**Exercise prompt**
Word for word, restate every line of the material.
──────── Data records ────────
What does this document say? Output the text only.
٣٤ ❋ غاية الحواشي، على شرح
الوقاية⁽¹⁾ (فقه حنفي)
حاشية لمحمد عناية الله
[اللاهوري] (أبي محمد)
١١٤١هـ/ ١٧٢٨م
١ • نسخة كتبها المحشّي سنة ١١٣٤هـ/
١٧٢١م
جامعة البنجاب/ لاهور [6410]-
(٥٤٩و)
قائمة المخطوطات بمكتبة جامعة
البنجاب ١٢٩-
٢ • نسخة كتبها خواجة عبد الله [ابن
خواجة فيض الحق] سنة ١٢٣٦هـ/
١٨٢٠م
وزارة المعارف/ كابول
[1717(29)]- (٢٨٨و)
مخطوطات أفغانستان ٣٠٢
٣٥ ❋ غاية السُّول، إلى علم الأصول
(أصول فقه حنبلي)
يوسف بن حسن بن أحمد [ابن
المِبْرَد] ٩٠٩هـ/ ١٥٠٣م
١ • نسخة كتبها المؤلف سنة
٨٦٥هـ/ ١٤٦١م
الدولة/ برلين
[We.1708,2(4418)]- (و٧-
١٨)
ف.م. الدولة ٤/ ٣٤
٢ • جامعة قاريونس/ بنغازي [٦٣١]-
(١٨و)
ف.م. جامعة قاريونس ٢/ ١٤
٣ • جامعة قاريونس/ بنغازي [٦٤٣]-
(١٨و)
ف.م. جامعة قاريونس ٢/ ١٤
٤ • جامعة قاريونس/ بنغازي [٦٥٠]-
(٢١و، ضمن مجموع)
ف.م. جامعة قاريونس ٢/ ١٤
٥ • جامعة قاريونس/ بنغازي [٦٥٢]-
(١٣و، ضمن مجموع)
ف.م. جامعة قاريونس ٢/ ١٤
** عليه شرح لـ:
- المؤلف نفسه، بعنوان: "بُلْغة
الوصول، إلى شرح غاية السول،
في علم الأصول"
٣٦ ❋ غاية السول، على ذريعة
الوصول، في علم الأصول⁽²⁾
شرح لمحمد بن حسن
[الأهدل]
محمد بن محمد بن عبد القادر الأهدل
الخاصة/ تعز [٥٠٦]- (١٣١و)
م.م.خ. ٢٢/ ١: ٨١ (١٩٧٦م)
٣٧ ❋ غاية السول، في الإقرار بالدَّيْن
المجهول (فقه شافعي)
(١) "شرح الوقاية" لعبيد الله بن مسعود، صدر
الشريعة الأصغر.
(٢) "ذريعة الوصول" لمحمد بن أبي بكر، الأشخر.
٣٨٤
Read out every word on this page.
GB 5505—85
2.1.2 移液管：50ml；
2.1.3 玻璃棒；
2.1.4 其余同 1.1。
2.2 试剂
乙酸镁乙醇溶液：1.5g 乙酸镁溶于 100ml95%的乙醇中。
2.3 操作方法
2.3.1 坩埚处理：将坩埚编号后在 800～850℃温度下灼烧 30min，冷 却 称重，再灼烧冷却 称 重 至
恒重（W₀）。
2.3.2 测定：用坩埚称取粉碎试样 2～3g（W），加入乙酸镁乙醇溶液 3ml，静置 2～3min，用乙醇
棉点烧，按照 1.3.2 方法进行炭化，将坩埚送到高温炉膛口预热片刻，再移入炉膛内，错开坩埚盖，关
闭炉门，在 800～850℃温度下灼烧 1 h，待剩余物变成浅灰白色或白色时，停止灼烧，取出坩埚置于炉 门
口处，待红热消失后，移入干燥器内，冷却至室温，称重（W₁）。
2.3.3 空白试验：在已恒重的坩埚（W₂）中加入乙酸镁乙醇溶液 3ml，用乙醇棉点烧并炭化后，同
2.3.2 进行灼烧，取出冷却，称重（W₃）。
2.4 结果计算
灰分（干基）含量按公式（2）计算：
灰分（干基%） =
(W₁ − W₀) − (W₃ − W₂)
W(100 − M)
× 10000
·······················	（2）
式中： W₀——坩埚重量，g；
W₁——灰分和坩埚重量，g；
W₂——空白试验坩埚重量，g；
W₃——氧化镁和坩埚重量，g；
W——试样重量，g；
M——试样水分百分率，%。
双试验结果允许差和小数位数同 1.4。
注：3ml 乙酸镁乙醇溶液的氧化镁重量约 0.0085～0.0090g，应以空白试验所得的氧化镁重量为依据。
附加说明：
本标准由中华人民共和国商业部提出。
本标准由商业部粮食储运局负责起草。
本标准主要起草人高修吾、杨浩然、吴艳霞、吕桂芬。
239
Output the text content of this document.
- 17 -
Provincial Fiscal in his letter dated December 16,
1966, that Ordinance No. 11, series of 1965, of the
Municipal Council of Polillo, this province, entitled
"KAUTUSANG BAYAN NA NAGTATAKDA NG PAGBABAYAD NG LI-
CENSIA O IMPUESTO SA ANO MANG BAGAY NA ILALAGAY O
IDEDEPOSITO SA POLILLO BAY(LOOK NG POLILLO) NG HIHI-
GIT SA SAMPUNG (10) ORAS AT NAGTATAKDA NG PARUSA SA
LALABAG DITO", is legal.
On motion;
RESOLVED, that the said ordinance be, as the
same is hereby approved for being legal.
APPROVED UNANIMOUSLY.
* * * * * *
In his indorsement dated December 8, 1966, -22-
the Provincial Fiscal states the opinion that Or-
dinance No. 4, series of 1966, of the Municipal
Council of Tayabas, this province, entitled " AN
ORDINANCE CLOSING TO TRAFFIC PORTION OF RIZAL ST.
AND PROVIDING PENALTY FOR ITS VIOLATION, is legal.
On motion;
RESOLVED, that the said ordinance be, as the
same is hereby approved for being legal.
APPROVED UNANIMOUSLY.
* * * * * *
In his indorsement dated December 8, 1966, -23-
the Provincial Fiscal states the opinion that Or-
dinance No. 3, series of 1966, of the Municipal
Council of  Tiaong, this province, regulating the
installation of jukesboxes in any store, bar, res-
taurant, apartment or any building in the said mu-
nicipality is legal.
────────
**Solution for this exercise**
What does this document say? Output the text only.
٣٤ ❋ غاية الحواشي، على شرح
الوقاية⁽¹⁾ (فقه حنفي)
حاشية لمحمد عناية الله
[اللاهوري] (أبي محمد)
١١٤١هـ/ ١٧٢٨م
١ • نسخة كتبها المحشّي سنة ١١٣٤هـ/
١٧٢١م
جامعة البنجاب/ لاهور [6410]-
(٥٤٩و)
قائمة المخطوطات بمكتبة جامعة
البنجاب ١٢٩-
٢ • نسخة كتبها خواجة عبد الله [ابن
خواجة فيض الحق] سنة ١٢٣٦هـ/
١٨٢٠م
وزارة المعارف/ كابول
[1717(29)]- (٢٨٨و)
مخطوطات أفغانستان ٣٠٢
٣٥ ❋ غاية السُّول، إلى علم الأصول
(أصول فقه حنبلي)
يوسف بن حسن بن أحمد [ابن
المِبْرَد] ٩٠٩هـ/ ١٥٠٣م
١ • نسخة كتبها المؤلف سنة
٨٦٥هـ/ ١٤٦١م
الدولة/ برلين
[We.1708,2(4418)]- (و٧-
١٨)
ف.م. الدولة ٤/ ٣٤
٢ • جامعة قاريونس/ بنغازي [٦٣١]-
(١٨و)
ف.م. جامعة قاريونس ٢/ ١٤
٣ • جامعة قاريونس/ بنغازي [٦٤٣]-
(١٨و)
ف.م. جامعة قاريونس ٢/ ١٤
٤ • جامعة قاريونس/ بنغازي [٦٥٠]-
(٢١و، ضمن مجموع)
ف.م. جامعة قاريونس ٢/ ١٤
٥ • جامعة قاريونس/ بنغازي [٦٥٢]-
(١٣و، ضمن مجموع)
ف.م. جامعة قاريونس ٢/ ١٤
** عليه شرح لـ:
- المؤلف نفسه، بعنوان: "بُلْغة
الوصول، إلى شرح غاية السول،
في علم الأصول"
٣٦ ❋ غاية السول، على ذريعة
الوصول، في علم الأصول⁽²⁾
شرح لمحمد بن حسن
[الأهدل]
محمد بن محمد بن عبد القادر الأهدل
الخاصة/ تعز [٥٠٦]- (١٣١و)
م.م.خ. ٢٢/ ١: ٨١ (١٩٧٦م)
٣٧ ❋ غاية السول، في الإقرار بالدَّيْن
المجهول (فقه شافعي)
(١) "شرح الوقاية" لعبيد الله بن مسعود، صدر
الشريعة الأصغر.
(٢) "ذريعة الوصول" لمحمد بن أبي بكر، الأشخر.
٣٨٤
Read out every word on this page.
GB 5505—85
2.1.2 移液管：50ml；
2.1.3 玻璃棒；
2.1.4 其余同 1.1。
2.2 试剂
乙酸镁乙醇溶液：1.5g 乙酸镁溶于 100ml95%的乙醇中。
2.3 操作方法
2.3.1 坩埚处理：将坩埚编号后在 800～850℃温度下灼烧 30min，冷 却 称重，再灼烧冷却 称 重 至
恒重（W₀）。
2.3.2 测定：用坩埚称取粉碎试样 2～3g（W），加入乙酸镁乙醇溶液 3ml，静置 2～3min，用乙醇
棉点烧，按照 1.3.2 方法进行炭化，将坩埚送到高温炉膛口预热片刻，再移入炉膛内，错开坩埚盖，关
闭炉门，在 800～850℃温度下灼烧 1 h，待剩余物变成浅灰白色或白色时，停止灼烧，取出坩埚置于炉 门
口处，待红热消失后，移入干燥器内，冷却至室温，称重（W₁）。
2.3.3 空白试验：在已恒重的坩埚（W₂）中加入乙酸镁乙醇溶液 3ml，用乙醇棉点烧并炭化后，同
2.3.2 进行灼烧，取出冷却，称重（W₃）。
2.4 结果计算
灰分（干基）含量按公式（2）计算：
灰分（干基%） =
(W₁ − W₀) − (W₃ − W₂)
W(100 − M)
× 10000
·······················	（2）
式中： W₀——坩埚重量，g；
W₁——灰分和坩埚重量，g；
W₂——空白试验坩埚重量，g；
W₃——氧化镁和坩埚重量，g；
W——试样重量，g；
M——试样水分百分率，%。
双试验结果允许差和小数位数同 1.4。
注：3ml 乙酸镁乙醇溶液的氧化镁重量约 0.0085～0.0090g，应以空白试验所得的氧化镁重量为依据。
附加说明：
本标准由中华人民共和国商业部提出。
本标准由商业部粮食储运局负责起草。
本标准主要起草人高修吾、杨浩然、吴艳霞、吕桂芬。
239
Output the text content of this document.
- 17 -
Provincial Fiscal in his letter dated December 16,
1966, that Ordinance No. 11, series of 1965, of the
Municipal Council of Polillo, this province, entitled
"KAUTUSANG BAYAN NA NAGTATAKDA NG PAGBABAYAD NG LI-
CENSIA O IMPUESTO SA ANO MANG BAGAY NA ILALAGAY O
IDEDEPOSITO SA POLILLO BAY(LOOK NG POLILLO) NG HIHI-
GIT SA SAMPUNG (10) ORAS AT NAGTATAKDA NG PARUSA SA
LALABAG DITO", is legal.
On motion;
RESOLVED, that the said ordinance be, as the
same is hereby approved for being legal.
APPROVED UNANIMOUSLY.
* * * * * *
In his indorsement dated December 8, 1966, -22-
the Provincial Fiscal states the opinion that Or-
dinance No. 4, series of 1966, of the Municipal
Council of Tayabas, this province, entitled " AN
ORDINANCE CLOSING TO TRAFFIC PORTION OF RIZAL ST.
AND PROVIDING PENALTY FOR ITS VIOLATION, is legal.
On motion;
RESOLVED, that the said ordinance be, as the
same is hereby approved for being legal.
APPROVED UNANIMOUSLY.
* * * * * *
In his indorsement dated December 8, 1966, -23-
the Provincial Fiscal states the opinion that Or-
dinance No. 3, series of 1966, of the Municipal
Council of  Tiaong, this province, regulating the
installation of jukesboxes in any store, bar, res-
taurant, apartment or any building in the said mu-
nicipality is legal.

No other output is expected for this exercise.